#### Short exercise
Transcribe the records below exactly as they appear, omitting any pictures.

#### Listed records
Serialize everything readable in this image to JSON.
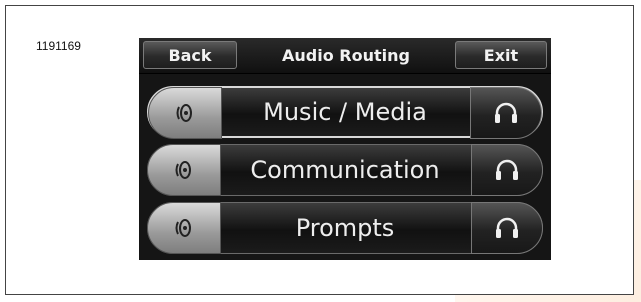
{
  "figure_id": "1191169",
  "header": {
    "back_label": "Back",
    "title": "Audio Routing",
    "exit_label": "Exit"
  },
  "routes": [
    {
      "label": "Music / Media",
      "speaker_icon": "speaker-icon",
      "headphone_icon": "headphones-icon",
      "selected": true
    },
    {
      "label": "Communication",
      "speaker_icon": "speaker-icon",
      "headphone_icon": "headphones-icon",
      "selected": false
    },
    {
      "label": "Prompts",
      "speaker_icon": "speaker-icon",
      "headphone_icon": "headphones-icon",
      "selected": false
    }
  ],
  "colors": {
    "screen_bg": "#151515",
    "text": "#ededed",
    "speaker_button": "#b0b0b0"
  }
}
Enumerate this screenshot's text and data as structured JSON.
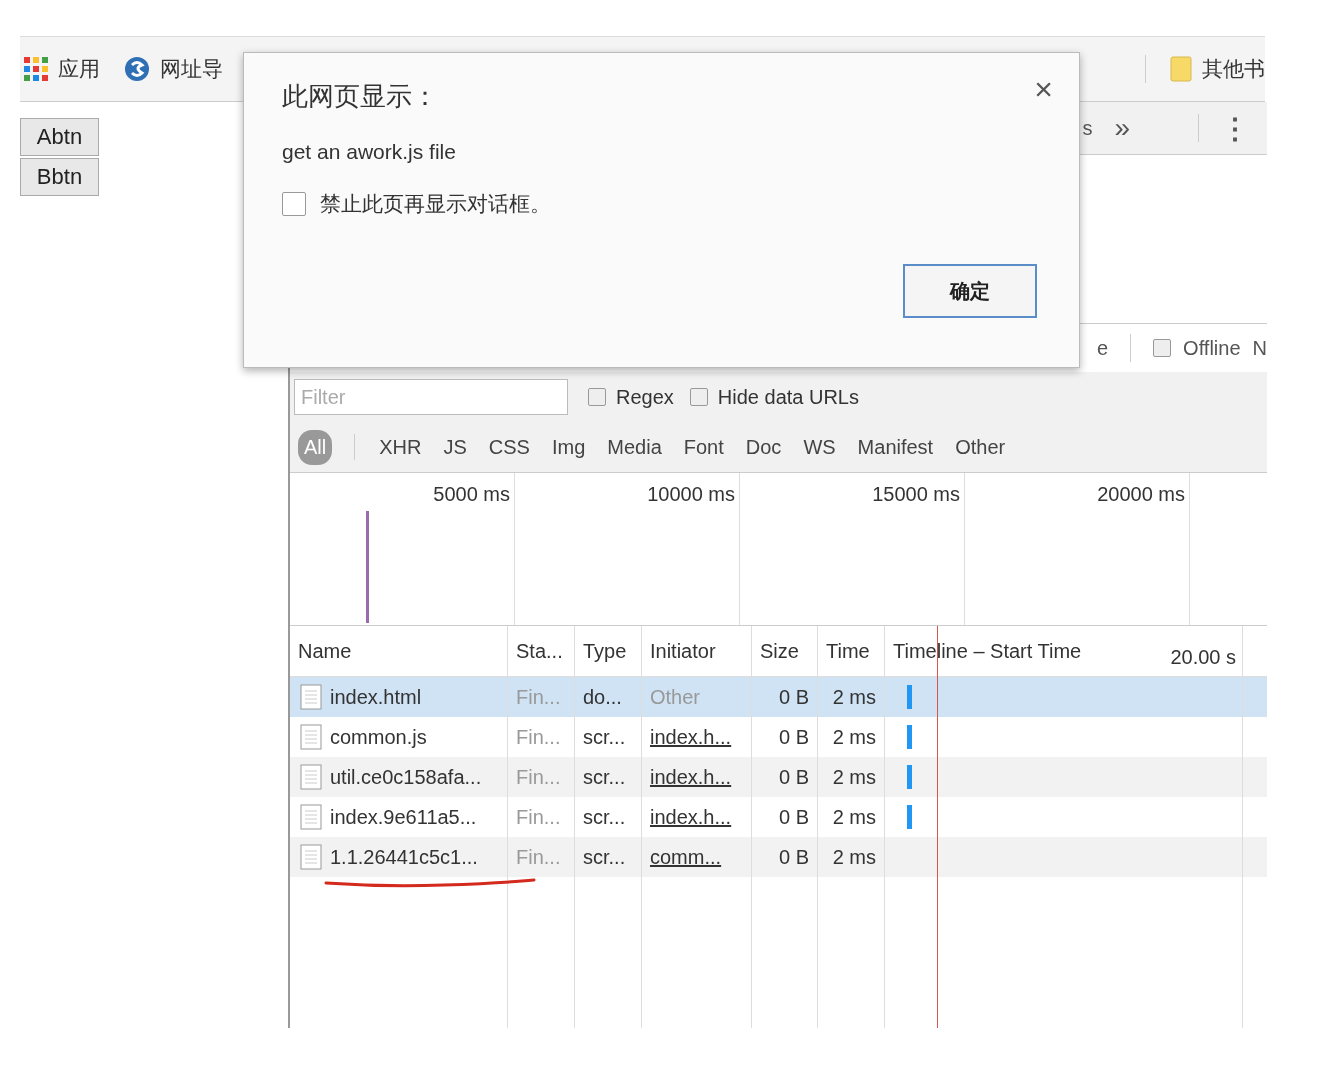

#### Written answer
Serialize everything readable in this image to JSON.
{
  "figure_id": "1191169",
  "header": {
    "back_label": "Back",
    "title": "Audio Routing",
    "exit_label": "Exit"
  },
  "routes": [
    {
      "label": "Music / Media",
      "speaker_icon": "speaker-icon",
      "headphone_icon": "headphones-icon",
      "selected": true
    },
    {
      "label": "Communication",
      "speaker_icon": "speaker-icon",
      "headphone_icon": "headphones-icon",
      "selected": false
    },
    {
      "label": "Prompts",
      "speaker_icon": "speaker-icon",
      "headphone_icon": "headphones-icon",
      "selected": false
    }
  ],
  "colors": {
    "screen_bg": "#151515",
    "text": "#ededed",
    "speaker_button": "#b0b0b0"
  }
}
Enumerate this screenshot's text and data as structured JSON.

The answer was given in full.